*Gestellte Aufgabe*.
Gib die Zeilen ab der Zeile mit „extension line right of 390“ bis einschließlich der Zeile mit „arrowhead 390 right — [438, 57, 446, 66]“ erneut wieder. Tausche dabei „arrowhead“ gegen „arrow tip“ aus und lass alles andere unverändert.

------

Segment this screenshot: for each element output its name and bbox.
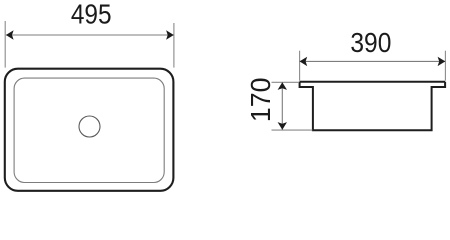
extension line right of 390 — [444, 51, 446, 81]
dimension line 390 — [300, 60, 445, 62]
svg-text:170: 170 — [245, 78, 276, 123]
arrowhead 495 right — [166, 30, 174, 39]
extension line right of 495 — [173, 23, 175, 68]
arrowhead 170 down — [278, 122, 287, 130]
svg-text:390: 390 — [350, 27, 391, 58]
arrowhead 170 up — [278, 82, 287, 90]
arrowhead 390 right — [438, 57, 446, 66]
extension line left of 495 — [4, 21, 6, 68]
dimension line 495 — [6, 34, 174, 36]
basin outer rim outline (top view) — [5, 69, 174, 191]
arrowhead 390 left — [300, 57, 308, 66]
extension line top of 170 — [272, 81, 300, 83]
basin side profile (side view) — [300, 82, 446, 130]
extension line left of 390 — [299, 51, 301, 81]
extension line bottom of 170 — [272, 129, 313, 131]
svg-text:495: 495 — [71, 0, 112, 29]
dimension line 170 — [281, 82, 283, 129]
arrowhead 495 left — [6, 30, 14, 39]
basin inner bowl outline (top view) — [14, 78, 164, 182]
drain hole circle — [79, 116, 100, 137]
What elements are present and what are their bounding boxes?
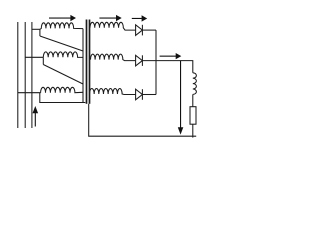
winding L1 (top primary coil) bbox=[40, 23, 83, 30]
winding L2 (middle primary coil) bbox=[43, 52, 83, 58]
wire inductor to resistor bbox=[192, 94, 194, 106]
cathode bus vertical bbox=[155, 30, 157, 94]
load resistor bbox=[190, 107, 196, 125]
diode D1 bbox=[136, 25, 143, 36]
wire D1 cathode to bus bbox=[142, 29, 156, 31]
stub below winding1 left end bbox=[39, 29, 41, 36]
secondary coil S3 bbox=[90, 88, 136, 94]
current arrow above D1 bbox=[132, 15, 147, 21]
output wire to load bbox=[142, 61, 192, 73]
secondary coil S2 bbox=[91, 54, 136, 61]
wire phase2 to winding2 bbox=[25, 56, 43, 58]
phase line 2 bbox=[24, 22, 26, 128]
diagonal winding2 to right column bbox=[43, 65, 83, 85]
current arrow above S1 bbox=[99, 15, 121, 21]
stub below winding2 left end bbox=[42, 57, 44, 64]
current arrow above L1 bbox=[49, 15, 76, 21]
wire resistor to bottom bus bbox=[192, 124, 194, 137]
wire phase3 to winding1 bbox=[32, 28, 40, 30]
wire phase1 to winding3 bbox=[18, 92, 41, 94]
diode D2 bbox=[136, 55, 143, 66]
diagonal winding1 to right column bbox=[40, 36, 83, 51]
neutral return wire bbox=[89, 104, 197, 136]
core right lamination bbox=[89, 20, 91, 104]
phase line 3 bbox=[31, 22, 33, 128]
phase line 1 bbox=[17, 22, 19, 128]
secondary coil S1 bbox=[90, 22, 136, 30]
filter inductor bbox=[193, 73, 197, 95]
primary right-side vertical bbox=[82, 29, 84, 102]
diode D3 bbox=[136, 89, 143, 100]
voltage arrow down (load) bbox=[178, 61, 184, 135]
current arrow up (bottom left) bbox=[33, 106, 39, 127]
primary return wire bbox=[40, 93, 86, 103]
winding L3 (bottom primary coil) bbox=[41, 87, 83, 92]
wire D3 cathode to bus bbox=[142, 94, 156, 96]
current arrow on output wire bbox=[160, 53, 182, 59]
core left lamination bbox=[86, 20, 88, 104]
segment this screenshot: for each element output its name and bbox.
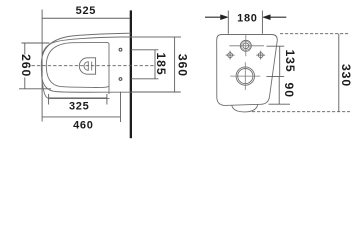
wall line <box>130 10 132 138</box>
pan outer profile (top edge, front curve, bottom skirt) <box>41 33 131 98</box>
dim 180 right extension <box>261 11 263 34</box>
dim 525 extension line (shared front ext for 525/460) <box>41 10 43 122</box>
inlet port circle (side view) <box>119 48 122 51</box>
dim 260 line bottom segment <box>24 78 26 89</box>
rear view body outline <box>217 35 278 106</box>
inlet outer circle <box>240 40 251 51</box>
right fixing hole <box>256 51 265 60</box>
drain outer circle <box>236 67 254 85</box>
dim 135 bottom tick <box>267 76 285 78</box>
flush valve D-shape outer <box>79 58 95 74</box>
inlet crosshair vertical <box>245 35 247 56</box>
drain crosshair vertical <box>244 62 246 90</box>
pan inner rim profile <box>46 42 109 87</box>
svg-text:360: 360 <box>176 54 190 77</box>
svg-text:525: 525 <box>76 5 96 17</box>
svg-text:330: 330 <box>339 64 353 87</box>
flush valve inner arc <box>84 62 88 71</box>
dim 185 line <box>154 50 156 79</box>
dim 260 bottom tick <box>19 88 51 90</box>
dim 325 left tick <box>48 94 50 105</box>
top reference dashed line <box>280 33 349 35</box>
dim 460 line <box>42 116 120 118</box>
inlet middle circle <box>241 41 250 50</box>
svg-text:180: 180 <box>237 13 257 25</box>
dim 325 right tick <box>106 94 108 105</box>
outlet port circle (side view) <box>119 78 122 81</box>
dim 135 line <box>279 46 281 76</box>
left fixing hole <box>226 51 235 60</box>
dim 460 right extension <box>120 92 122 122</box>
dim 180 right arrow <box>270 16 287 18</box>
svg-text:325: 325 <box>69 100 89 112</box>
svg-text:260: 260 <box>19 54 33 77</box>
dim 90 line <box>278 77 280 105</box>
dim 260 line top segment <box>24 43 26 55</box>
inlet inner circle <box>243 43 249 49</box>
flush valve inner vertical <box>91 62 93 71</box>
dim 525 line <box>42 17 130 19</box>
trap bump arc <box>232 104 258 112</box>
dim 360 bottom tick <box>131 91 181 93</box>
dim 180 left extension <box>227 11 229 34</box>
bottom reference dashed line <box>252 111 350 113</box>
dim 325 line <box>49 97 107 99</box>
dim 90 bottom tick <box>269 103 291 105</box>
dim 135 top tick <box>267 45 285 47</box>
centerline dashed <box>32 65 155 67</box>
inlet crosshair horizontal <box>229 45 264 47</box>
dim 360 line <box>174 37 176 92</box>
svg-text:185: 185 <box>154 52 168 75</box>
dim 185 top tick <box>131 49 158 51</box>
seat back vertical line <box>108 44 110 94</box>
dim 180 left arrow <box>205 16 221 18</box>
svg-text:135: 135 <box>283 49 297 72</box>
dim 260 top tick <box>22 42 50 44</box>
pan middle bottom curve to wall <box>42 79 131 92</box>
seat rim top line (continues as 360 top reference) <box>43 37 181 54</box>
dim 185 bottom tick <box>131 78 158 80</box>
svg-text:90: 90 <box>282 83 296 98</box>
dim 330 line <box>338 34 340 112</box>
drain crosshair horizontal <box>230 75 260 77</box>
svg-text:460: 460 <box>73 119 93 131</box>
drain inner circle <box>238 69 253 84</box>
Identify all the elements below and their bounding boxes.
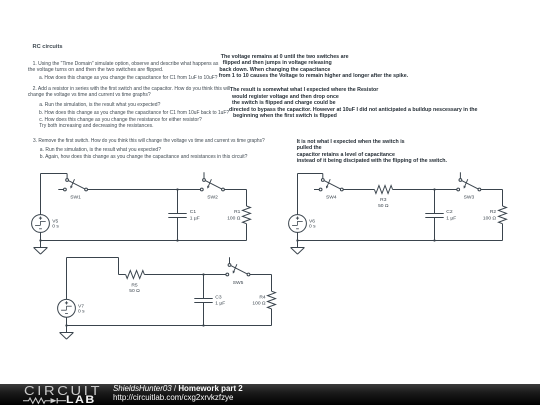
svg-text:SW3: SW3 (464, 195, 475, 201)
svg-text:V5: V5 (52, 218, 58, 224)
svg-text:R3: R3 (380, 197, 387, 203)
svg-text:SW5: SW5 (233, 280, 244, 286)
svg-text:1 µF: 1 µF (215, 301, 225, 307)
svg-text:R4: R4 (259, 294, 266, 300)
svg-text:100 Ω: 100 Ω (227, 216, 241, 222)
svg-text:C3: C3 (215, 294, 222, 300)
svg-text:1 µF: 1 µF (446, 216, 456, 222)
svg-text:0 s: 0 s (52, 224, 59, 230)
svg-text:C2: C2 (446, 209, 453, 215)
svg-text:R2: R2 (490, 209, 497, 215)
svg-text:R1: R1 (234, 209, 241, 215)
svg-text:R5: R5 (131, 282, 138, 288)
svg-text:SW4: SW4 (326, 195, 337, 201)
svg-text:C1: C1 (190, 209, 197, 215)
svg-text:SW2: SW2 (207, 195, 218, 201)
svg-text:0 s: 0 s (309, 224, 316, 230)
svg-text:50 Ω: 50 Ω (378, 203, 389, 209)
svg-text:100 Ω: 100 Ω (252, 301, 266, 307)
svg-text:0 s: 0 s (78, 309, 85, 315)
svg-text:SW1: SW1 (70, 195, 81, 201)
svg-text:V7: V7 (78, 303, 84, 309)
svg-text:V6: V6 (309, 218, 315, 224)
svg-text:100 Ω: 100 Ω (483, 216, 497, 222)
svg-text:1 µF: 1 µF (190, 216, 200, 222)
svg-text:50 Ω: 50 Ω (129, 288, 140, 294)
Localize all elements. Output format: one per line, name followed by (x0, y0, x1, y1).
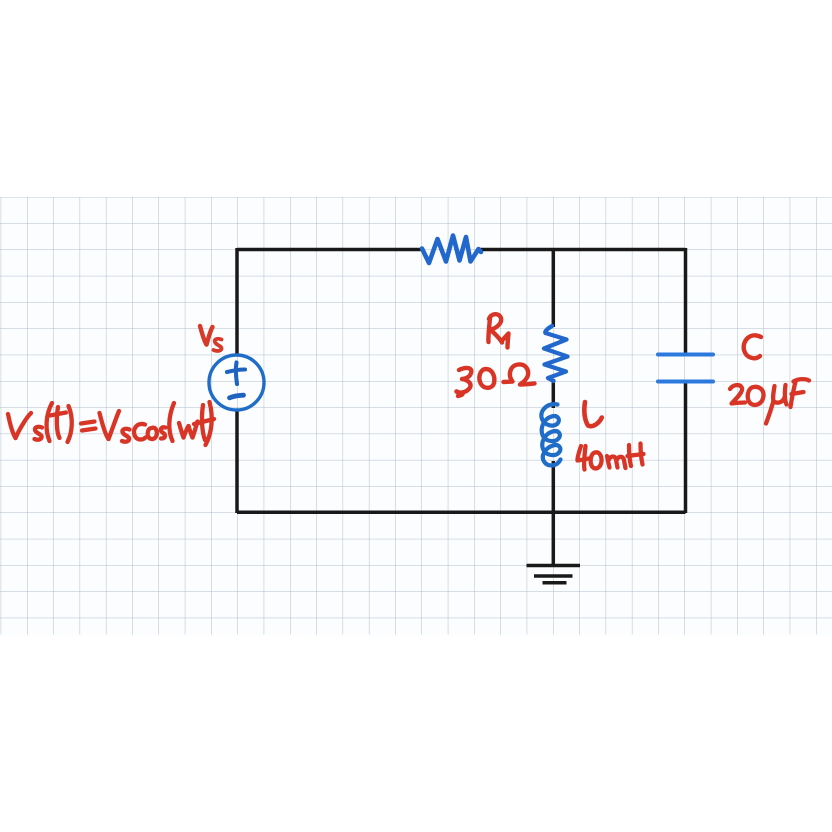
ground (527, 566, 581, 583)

------

*Fertige Antwort*.
extension line right of 390 — [444, 51, 446, 81]
dimension line 390 — [300, 60, 445, 62]
svg-text:170: 170 — [245, 78, 276, 123]
arrow tip 495 right — [166, 30, 174, 39]
extension line right of 495 — [173, 23, 175, 68]
arrow tip 170 down — [278, 122, 287, 130]
svg-text:390: 390 — [350, 27, 391, 58]
arrow tip 170 up — [278, 82, 287, 90]
arrow tip 390 right — [438, 57, 446, 66]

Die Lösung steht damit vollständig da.